The problem: A single number is the answer here: how many lines of the entries contain "stay"?

************

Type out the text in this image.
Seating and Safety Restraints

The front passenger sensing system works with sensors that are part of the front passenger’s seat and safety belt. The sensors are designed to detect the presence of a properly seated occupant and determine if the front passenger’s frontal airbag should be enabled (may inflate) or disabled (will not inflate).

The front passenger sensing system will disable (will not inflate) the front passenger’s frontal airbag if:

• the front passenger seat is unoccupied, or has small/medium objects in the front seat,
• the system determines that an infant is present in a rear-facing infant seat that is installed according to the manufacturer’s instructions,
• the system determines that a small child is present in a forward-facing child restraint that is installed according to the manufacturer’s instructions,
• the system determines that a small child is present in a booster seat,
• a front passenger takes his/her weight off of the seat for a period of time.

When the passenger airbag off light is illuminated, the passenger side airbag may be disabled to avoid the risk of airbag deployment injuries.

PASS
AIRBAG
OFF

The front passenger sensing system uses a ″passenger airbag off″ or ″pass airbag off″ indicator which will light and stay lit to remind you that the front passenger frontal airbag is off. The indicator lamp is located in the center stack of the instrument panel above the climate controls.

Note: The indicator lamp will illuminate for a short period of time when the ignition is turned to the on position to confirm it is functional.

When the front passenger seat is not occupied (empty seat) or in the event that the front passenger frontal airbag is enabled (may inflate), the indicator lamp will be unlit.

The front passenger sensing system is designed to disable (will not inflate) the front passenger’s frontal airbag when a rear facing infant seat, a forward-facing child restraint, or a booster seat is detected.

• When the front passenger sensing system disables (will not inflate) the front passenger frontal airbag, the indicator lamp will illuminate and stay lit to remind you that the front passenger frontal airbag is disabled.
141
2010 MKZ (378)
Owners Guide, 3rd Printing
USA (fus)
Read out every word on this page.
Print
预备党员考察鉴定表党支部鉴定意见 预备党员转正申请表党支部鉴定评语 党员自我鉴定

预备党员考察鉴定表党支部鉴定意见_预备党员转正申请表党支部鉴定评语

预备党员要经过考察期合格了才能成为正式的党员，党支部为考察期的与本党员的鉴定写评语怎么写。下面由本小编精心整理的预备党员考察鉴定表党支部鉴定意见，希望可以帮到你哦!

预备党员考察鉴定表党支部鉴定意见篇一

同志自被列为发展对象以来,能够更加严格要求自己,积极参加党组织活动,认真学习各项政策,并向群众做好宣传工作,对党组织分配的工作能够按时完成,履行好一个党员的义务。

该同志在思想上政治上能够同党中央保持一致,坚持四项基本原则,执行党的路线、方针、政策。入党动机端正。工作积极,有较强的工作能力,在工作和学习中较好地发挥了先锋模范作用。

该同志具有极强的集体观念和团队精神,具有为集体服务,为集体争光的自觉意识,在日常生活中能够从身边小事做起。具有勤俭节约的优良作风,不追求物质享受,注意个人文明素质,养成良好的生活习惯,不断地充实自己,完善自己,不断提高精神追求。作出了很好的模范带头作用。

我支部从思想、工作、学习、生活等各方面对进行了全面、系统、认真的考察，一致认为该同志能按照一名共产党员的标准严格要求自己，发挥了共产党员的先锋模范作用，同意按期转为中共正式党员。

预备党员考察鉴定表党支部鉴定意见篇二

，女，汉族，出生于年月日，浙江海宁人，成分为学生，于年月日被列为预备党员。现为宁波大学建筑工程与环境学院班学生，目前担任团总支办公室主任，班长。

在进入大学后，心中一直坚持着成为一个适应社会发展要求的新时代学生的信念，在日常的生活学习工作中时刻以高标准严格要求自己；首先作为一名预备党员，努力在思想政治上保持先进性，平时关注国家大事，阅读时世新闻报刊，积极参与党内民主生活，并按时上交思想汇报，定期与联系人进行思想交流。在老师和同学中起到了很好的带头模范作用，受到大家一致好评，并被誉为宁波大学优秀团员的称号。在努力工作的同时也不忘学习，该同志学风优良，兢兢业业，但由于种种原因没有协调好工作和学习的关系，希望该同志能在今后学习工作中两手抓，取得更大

************

Task result: 2